## START
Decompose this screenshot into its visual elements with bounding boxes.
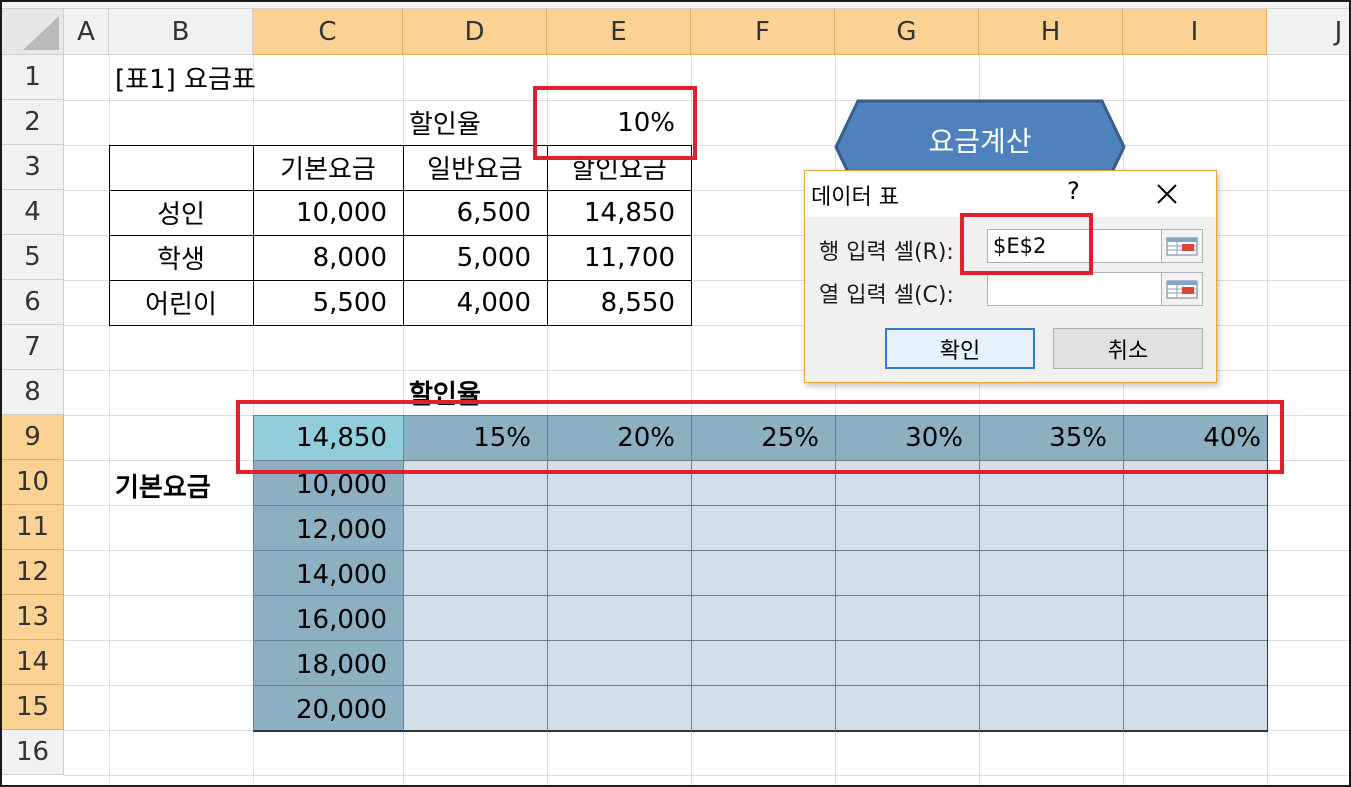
child-base-fee[interactable]: 5,500 [253, 280, 403, 325]
table-border [253, 685, 1268, 686]
table-border [253, 730, 1268, 732]
base-fee-cell[interactable]: 20,000 [253, 685, 403, 735]
table-border [1123, 415, 1124, 731]
column-input-label: 열 입력 셀(C): [819, 283, 954, 308]
adult-normal-fee[interactable]: 6,500 [403, 190, 547, 235]
row-header-5[interactable]: 5 [2, 235, 64, 280]
row-header-6[interactable]: 6 [2, 280, 64, 325]
data-table-dialog: 데이터 표 ? 행 입력 셀(R): $E$2 열 입력 셀(C): 확인 취소 [804, 170, 1217, 383]
cancel-button[interactable]: 취소 [1053, 328, 1203, 369]
ribbon-edge [2, 2, 1349, 9]
table-border [109, 325, 692, 326]
row-input-collapse-button[interactable] [1161, 229, 1203, 263]
header-normal-fee[interactable]: 일반요금 [403, 145, 547, 190]
table-border [253, 640, 1268, 641]
column-header-h[interactable]: H [979, 9, 1123, 55]
row-input-field[interactable]: $E$2 [987, 229, 1163, 263]
column-header-e[interactable]: E [547, 9, 691, 55]
header-base-fee[interactable]: 기본요금 [253, 145, 403, 190]
adult-base-fee[interactable]: 10,000 [253, 190, 403, 235]
close-icon[interactable] [1150, 177, 1184, 211]
adult-discounted-fee[interactable]: 14,850 [547, 190, 691, 235]
table-border [547, 415, 548, 731]
table-border [253, 460, 1268, 461]
base-fee-cell[interactable]: 12,000 [253, 505, 403, 555]
table-title[interactable]: [표1] 요금표 [109, 55, 409, 100]
child-discounted-fee[interactable]: 8,550 [547, 280, 691, 325]
fee-calc-shape-label: 요금계산 [928, 125, 1032, 158]
row-header-7[interactable]: 7 [2, 325, 64, 370]
rate-cell[interactable]: 40% [1123, 415, 1267, 460]
rate-cell[interactable]: 20% [547, 415, 691, 460]
student-normal-fee[interactable]: 5,000 [403, 235, 547, 280]
rate-cell[interactable]: 25% [691, 415, 835, 460]
row-label-adult[interactable]: 성인 [109, 190, 253, 235]
range-select-icon [1166, 280, 1198, 299]
discount-label-cell[interactable]: 할인율 [403, 100, 547, 145]
dialog-title: 데이터 표 [811, 185, 899, 210]
base-fee-axis-label[interactable]: 기본요금 [109, 460, 253, 510]
table-border [979, 415, 980, 731]
row-header-3[interactable]: 3 [2, 145, 64, 190]
range-select-icon [1166, 237, 1198, 256]
column-header-g[interactable]: G [835, 9, 979, 55]
base-fee-cell[interactable]: 16,000 [253, 595, 403, 645]
data-table-formula-cell[interactable]: 14,850 [253, 415, 403, 460]
rate-axis-label[interactable]: 할인율 [403, 370, 547, 415]
column-input-collapse-button[interactable] [1161, 272, 1203, 306]
row-header-8[interactable]: 8 [2, 370, 64, 415]
column-header-d[interactable]: D [403, 9, 547, 55]
base-fee-cell[interactable]: 14,000 [253, 550, 403, 600]
row-header-4[interactable]: 4 [2, 190, 64, 235]
spreadsheet-window: A B C D E F G H I J 1 2 3 4 5 6 7 8 9 10… [0, 0, 1351, 787]
table-border [691, 415, 692, 731]
table-border [253, 595, 1268, 596]
row-header-1[interactable]: 1 [2, 55, 64, 100]
child-normal-fee[interactable]: 4,000 [403, 280, 547, 325]
table-border [1267, 415, 1268, 731]
table-border [403, 415, 404, 731]
student-discounted-fee[interactable]: 11,700 [547, 235, 691, 280]
rate-cell[interactable]: 30% [835, 415, 979, 460]
column-input-field[interactable] [987, 272, 1163, 306]
student-base-fee[interactable]: 8,000 [253, 235, 403, 280]
row-header-12[interactable]: 12 [2, 550, 64, 595]
column-header-a[interactable]: A [64, 9, 109, 55]
base-fee-cell[interactable]: 18,000 [253, 640, 403, 690]
column-header-c[interactable]: C [253, 9, 403, 55]
table-border [691, 145, 692, 326]
help-button[interactable]: ? [1067, 177, 1080, 205]
rate-cell[interactable]: 15% [403, 415, 547, 460]
gridline [64, 775, 1349, 776]
row-label-child[interactable]: 어린이 [109, 280, 253, 325]
discount-rate-cell[interactable]: 10% [547, 100, 691, 145]
column-header-i[interactable]: I [1123, 9, 1267, 55]
select-all-icon [23, 16, 59, 50]
column-header-j[interactable]: J [1267, 9, 1349, 55]
row-header-14[interactable]: 14 [2, 640, 64, 685]
gridline [64, 100, 1349, 101]
column-header-f[interactable]: F [691, 9, 835, 55]
row-header-16[interactable]: 16 [2, 730, 64, 775]
ok-button[interactable]: 확인 [885, 328, 1035, 369]
header-discounted-fee[interactable]: 할인요금 [547, 145, 691, 190]
row-header-2[interactable]: 2 [2, 100, 64, 145]
row-header-13[interactable]: 13 [2, 595, 64, 640]
row-header-10[interactable]: 10 [2, 460, 64, 505]
table-border [253, 505, 1268, 506]
row-input-label: 행 입력 셀(R): [819, 240, 954, 265]
row-label-student[interactable]: 학생 [109, 235, 253, 280]
row-header-15[interactable]: 15 [2, 685, 64, 730]
base-fee-cell[interactable]: 10,000 [253, 460, 403, 510]
row-header-9[interactable]: 9 [2, 415, 64, 460]
column-header-b[interactable]: B [109, 9, 253, 55]
table-border [253, 550, 1268, 551]
select-all-button[interactable] [2, 9, 64, 55]
rate-cell[interactable]: 35% [979, 415, 1123, 460]
row-header-11[interactable]: 11 [2, 505, 64, 550]
table-border [835, 415, 836, 731]
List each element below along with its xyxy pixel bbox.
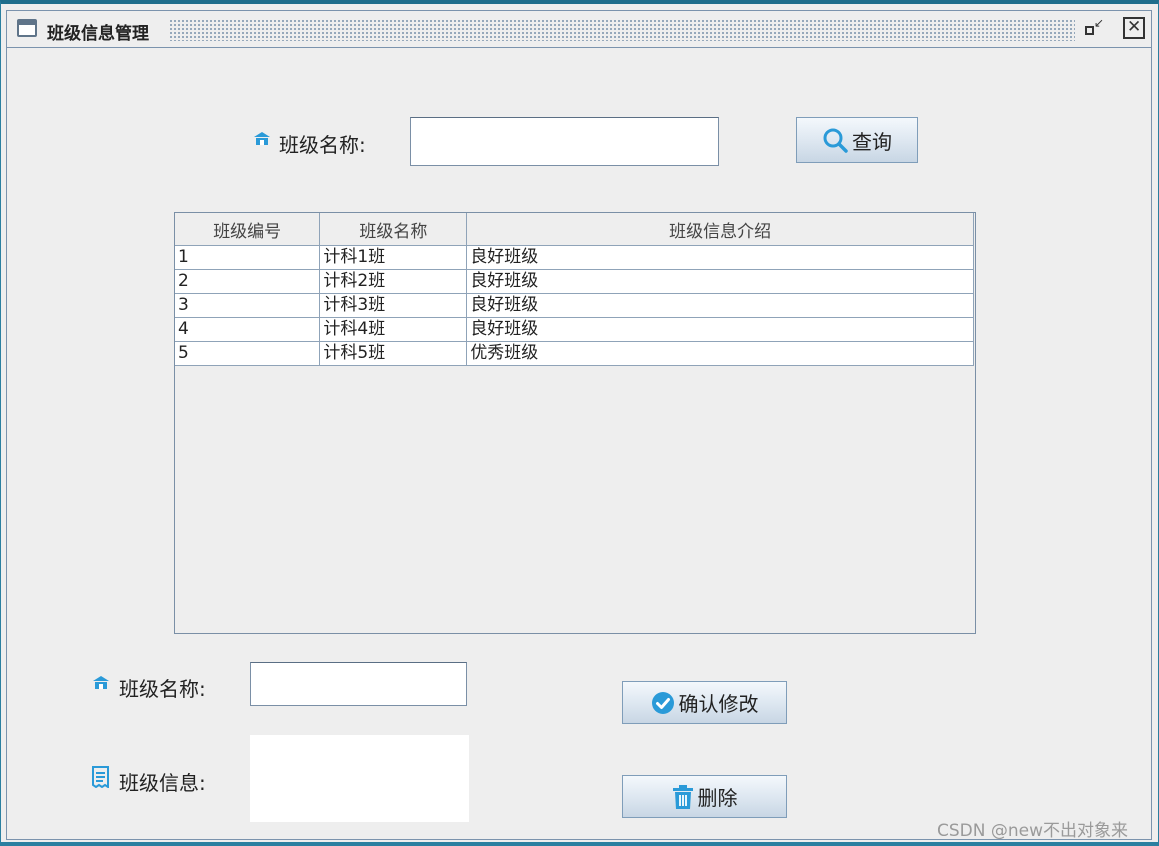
table-cell[interactable]: 计科4班 xyxy=(319,317,468,342)
search-button-label: 查询 xyxy=(852,129,892,154)
search-name-input[interactable] xyxy=(410,117,719,166)
delete-button-label: 删除 xyxy=(697,786,738,810)
document-icon xyxy=(92,766,109,788)
table-row[interactable]: 5 计科5班 优秀班级 xyxy=(175,341,974,366)
class-table[interactable]: 班级编号 班级名称 班级信息介绍 1 计科1班 良好班级 2 计科2班 良好班级… xyxy=(174,212,976,634)
title-bar-grip xyxy=(169,19,1075,41)
table-cell[interactable]: 优秀班级 xyxy=(466,341,974,366)
trash-icon xyxy=(672,784,693,809)
column-header-class-info[interactable]: 班级信息介绍 xyxy=(466,213,974,246)
column-header-class-name[interactable]: 班级名称 xyxy=(319,213,468,246)
edit-name-label: 班级名称: xyxy=(119,677,206,701)
window-title: 班级信息管理 xyxy=(47,24,149,44)
restore-icon[interactable]: ↙ xyxy=(1083,17,1105,39)
column-header-class-id[interactable]: 班级编号 xyxy=(175,213,321,246)
edit-name-input[interactable] xyxy=(250,662,467,706)
table-cell[interactable]: 计科5班 xyxy=(319,341,468,366)
table-cell[interactable]: 4 xyxy=(175,317,321,342)
close-icon[interactable]: ✕ xyxy=(1123,17,1145,39)
search-name-label: 班级名称: xyxy=(279,133,366,157)
search-icon xyxy=(823,128,848,153)
confirm-edit-button[interactable]: 确认修改 xyxy=(622,681,787,724)
table-cell[interactable]: 良好班级 xyxy=(466,269,974,294)
table-cell[interactable]: 5 xyxy=(175,341,321,366)
table-cell[interactable]: 计科1班 xyxy=(319,245,468,270)
table-cell[interactable]: 良好班级 xyxy=(466,245,974,270)
table-cell[interactable]: 计科3班 xyxy=(319,293,468,318)
table-row[interactable]: 3 计科3班 良好班级 xyxy=(175,293,974,318)
confirm-edit-button-label: 确认修改 xyxy=(678,692,759,716)
table-row[interactable]: 4 计科4班 良好班级 xyxy=(175,317,974,342)
search-button[interactable]: 查询 xyxy=(796,117,918,163)
table-row[interactable]: 1 计科1班 良好班级 xyxy=(175,245,974,270)
table-cell[interactable]: 良好班级 xyxy=(466,317,974,342)
table-row[interactable]: 2 计科2班 良好班级 xyxy=(175,269,974,294)
building-icon xyxy=(254,132,270,145)
table-cell[interactable]: 良好班级 xyxy=(466,293,974,318)
window-icon xyxy=(17,19,37,37)
table-cell[interactable]: 3 xyxy=(175,293,321,318)
title-bar[interactable]: 班级信息管理 ↙ ✕ xyxy=(7,11,1151,48)
check-circle-icon xyxy=(651,691,674,714)
table-cell[interactable]: 2 xyxy=(175,269,321,294)
building-icon xyxy=(93,676,109,689)
table-cell[interactable]: 计科2班 xyxy=(319,269,468,294)
table-cell[interactable]: 1 xyxy=(175,245,321,270)
edit-info-textarea[interactable] xyxy=(250,735,469,822)
delete-button[interactable]: 删除 xyxy=(622,775,787,818)
watermark: CSDN @new不出对象来 xyxy=(937,821,1129,841)
edit-info-label: 班级信息: xyxy=(119,771,206,795)
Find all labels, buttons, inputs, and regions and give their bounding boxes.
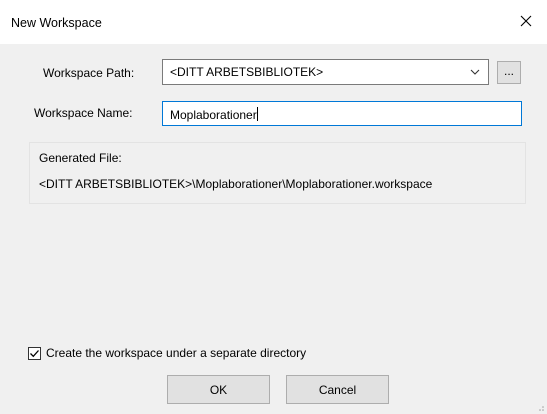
cancel-button[interactable]: Cancel [286,375,389,404]
checkmark-icon [30,349,39,357]
generated-file-label: Generated File: [39,151,122,165]
text-caret [256,107,258,121]
dialog-title: New Workspace [11,16,102,30]
generated-file-group: Generated File: <DITT ARBETSBIBLIOTEK>\M… [29,142,526,204]
resize-grip-icon[interactable] [535,402,545,412]
workspace-path-combobox[interactable]: <DITT ARBETSBIBLIOTEK> [162,59,489,85]
workspace-name-input[interactable]: Moplaborationer [162,101,522,126]
separate-directory-option[interactable]: Create the workspace under a separate di… [28,345,306,361]
separate-directory-label[interactable]: Create the workspace under a separate di… [46,346,306,360]
browse-button[interactable]: ... [497,61,521,84]
workspace-name-label: Workspace Name: [34,106,133,120]
ok-button[interactable]: OK [167,375,270,404]
workspace-path-label: Workspace Path: [43,66,135,80]
separate-directory-checkbox[interactable] [28,346,41,360]
workspace-path-value: <DITT ARBETSBIBLIOTEK> [170,65,324,79]
chevron-down-icon[interactable] [470,68,480,76]
close-button[interactable] [507,6,545,36]
new-workspace-dialog: New Workspace Workspace Path: <DITT ARBE… [0,0,547,414]
generated-file-path: <DITT ARBETSBIBLIOTEK>\Moplaborationer\M… [39,177,433,191]
workspace-name-value: Moplaborationer [170,107,258,122]
close-icon [520,15,532,27]
title-bar: New Workspace [0,0,547,44]
workspace-name-text: Moplaborationer [170,108,257,122]
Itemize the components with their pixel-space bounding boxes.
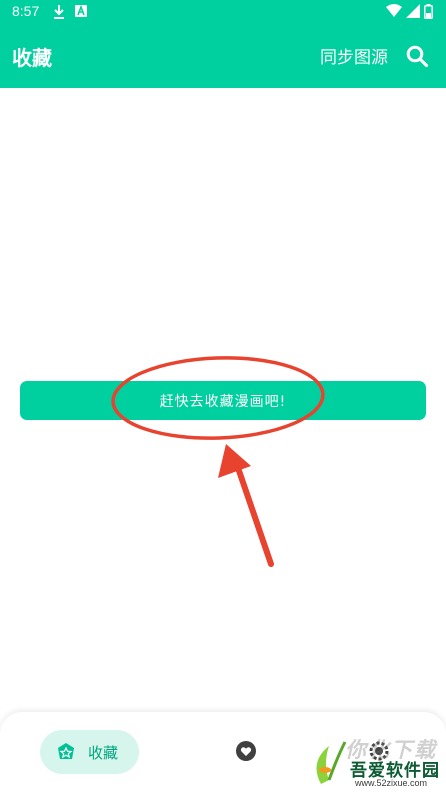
heart-icon[interactable] [235,740,257,762]
page-title: 收藏 [12,46,52,70]
status-bar: 8:57 [0,0,446,24]
wifi-icon [386,4,402,17]
battery-icon [424,4,433,19]
signal-icon [406,4,420,18]
search-icon[interactable] [405,44,429,68]
settings-icon[interactable] [368,740,390,762]
download-icon [54,5,64,19]
go-collect-button[interactable]: 赶快去收藏漫画吧! [20,381,426,420]
favorite-tag-icon [58,743,74,759]
status-time: 8:57 [12,3,40,19]
bottom-navigation: 收藏 [0,712,446,792]
nav-tab-favorites[interactable]: 收藏 [40,730,139,774]
app-notification-icon [75,4,87,17]
nav-tab-favorites-label: 收藏 [88,744,119,762]
app-bar: 收藏 同步图源 [0,24,446,88]
sync-sources-button[interactable]: 同步图源 [320,43,388,68]
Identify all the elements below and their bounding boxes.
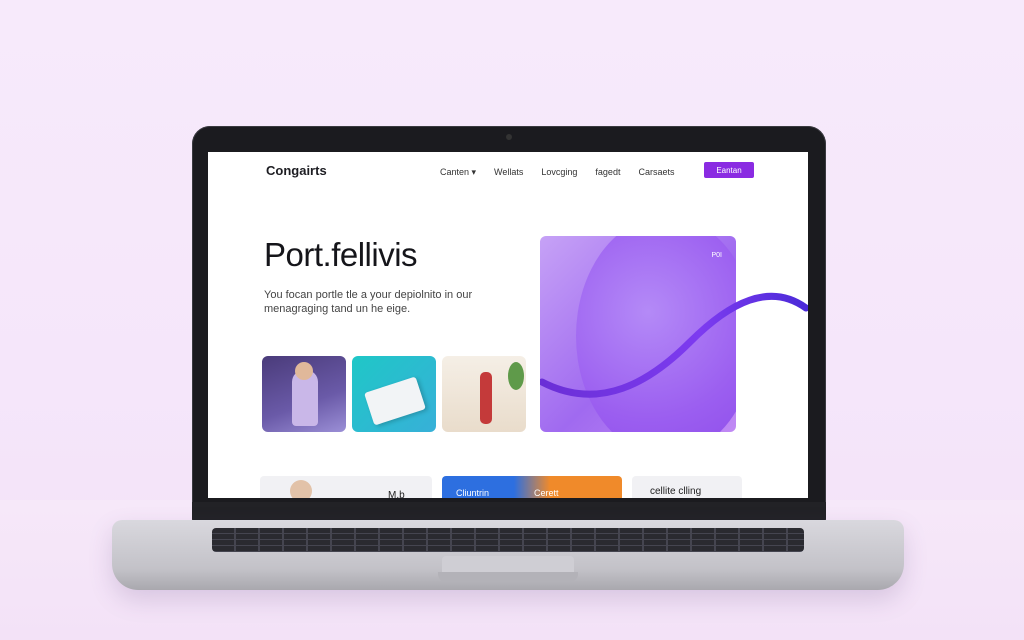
nav-link[interactable]: Canten ▾ bbox=[440, 167, 476, 178]
figure-head bbox=[295, 362, 313, 380]
promo-card[interactable]: Cliuntrin Cerett bbox=[442, 476, 622, 498]
hero-description: You focan portle tle a your depiolnito i… bbox=[264, 289, 473, 315]
nav-link[interactable]: fagedt bbox=[595, 167, 620, 178]
portfolio-thumbnail-cards[interactable] bbox=[352, 356, 436, 432]
nav-link[interactable]: Wellats bbox=[494, 167, 523, 178]
bottom-cards: M.b Cliuntrin Cerett cellite clling bbox=[260, 476, 760, 498]
card-label: cellite clling bbox=[650, 486, 702, 497]
camera-icon bbox=[506, 134, 512, 140]
testimonial-card[interactable]: M.b bbox=[260, 476, 432, 498]
nav-links: Canten ▾ Wellats Lovcging fagedt Carsaet… bbox=[440, 167, 674, 178]
card-label: Cerett bbox=[534, 488, 559, 498]
site-logo[interactable]: Congairts bbox=[266, 163, 327, 178]
card-shape bbox=[364, 376, 426, 426]
site-navbar: Congairts Canten ▾ Wellats Lovcging fage… bbox=[208, 152, 808, 192]
card-label: Cliuntrin bbox=[456, 488, 490, 498]
keyboard bbox=[212, 528, 804, 552]
person-shape bbox=[480, 372, 492, 424]
laptop-screen: Congairts Canten ▾ Wellats Lovcging fage… bbox=[208, 152, 808, 498]
avatar bbox=[290, 480, 312, 498]
laptop-lid: Congairts Canten ▾ Wellats Lovcging fage… bbox=[192, 126, 826, 524]
laptop-base bbox=[112, 520, 904, 590]
card-label: M.b bbox=[388, 490, 405, 498]
nav-cta-button[interactable]: Eantan bbox=[704, 162, 754, 178]
nav-link[interactable]: Lovcging bbox=[541, 167, 577, 178]
wave-ribbon bbox=[540, 292, 808, 398]
artwork-tag: P0I bbox=[711, 252, 722, 259]
plant-shape bbox=[508, 362, 524, 390]
portfolio-thumbnail-room[interactable] bbox=[442, 356, 526, 432]
portfolio-thumbnail-person[interactable] bbox=[262, 356, 346, 432]
hero-title: Port.fellivis bbox=[264, 236, 418, 273]
feature-card[interactable]: cellite clling bbox=[632, 476, 742, 498]
nav-link[interactable]: Carsaets bbox=[638, 167, 674, 178]
lid-notch bbox=[438, 572, 578, 582]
## END
WHAT NEEDS TO BE DONE
Can you put the lines from the one with "child-base-fee[interactable]: 5,500 [253, 280, 403, 325]" to the one with "base-fee-cell[interactable]: 12,000 [253, 505, 403, 555]", both included, into a Markdown table with the columns Row and Line, numbering each row and leaving out any blank lines?

TASK SOLUTION
| Row | Line |
|---|---|
| 1 | child-base-fee[interactable]: 5,500 [253, 280, 403, 325] |
| 2 | table-border [253, 685, 1268, 686] |
| 3 | table-border [253, 730, 1268, 732] |
| 4 | base-fee-cell[interactable]: 20,000 [253, 685, 403, 735] |
| 5 | table-border [1123, 415, 1124, 731] |
| 6 | column-input-label: 열 입력 셀(C): [819, 283, 954, 308] |
| 7 | adult-normal-fee[interactable]: 6,500 [403, 190, 547, 235] |
| 8 | row-header-5[interactable]: 5 [2, 235, 64, 280] |
| 9 | row-header-6[interactable]: 6 [2, 280, 64, 325] |
| 10 | data-table-dialog: 데이터 표 ? 행 입력 셀(R): $E$2 열 입력 셀(C): 확인 취소 [804, 170, 1217, 383] |
| 11 | cancel-button[interactable]: 취소 [1053, 328, 1203, 369] |
| 12 | ribbon-edge [2, 2, 1349, 9] |
| 13 | table-border [109, 325, 692, 326] |
| 14 | row-input-collapse-button[interactable] [1161, 229, 1203, 263] |
| 15 | header-normal-fee[interactable]: 일반요금 [403, 145, 547, 190] |
| 16 | table-border [253, 640, 1268, 641] |
| 17 | column-header-h[interactable]: H [979, 9, 1123, 55] |
| 18 | row-input-field[interactable]: $E$2 [987, 229, 1163, 263] |
| 19 | column-header-e[interactable]: E [547, 9, 691, 55] |
| 20 | header-base-fee[interactable]: 기본요금 [253, 145, 403, 190] |
| 21 | adult-base-fee[interactable]: 10,000 [253, 190, 403, 235] |
| 22 | close-icon[interactable] [1150, 177, 1184, 211] |
| 23 | adult-discounted-fee[interactable]: 14,850 [547, 190, 691, 235] |
| 24 | table-border [547, 415, 548, 731] |
| 25 | table-border [253, 460, 1268, 461] |
| 26 | base-fee-cell[interactable]: 12,000 [253, 505, 403, 555] |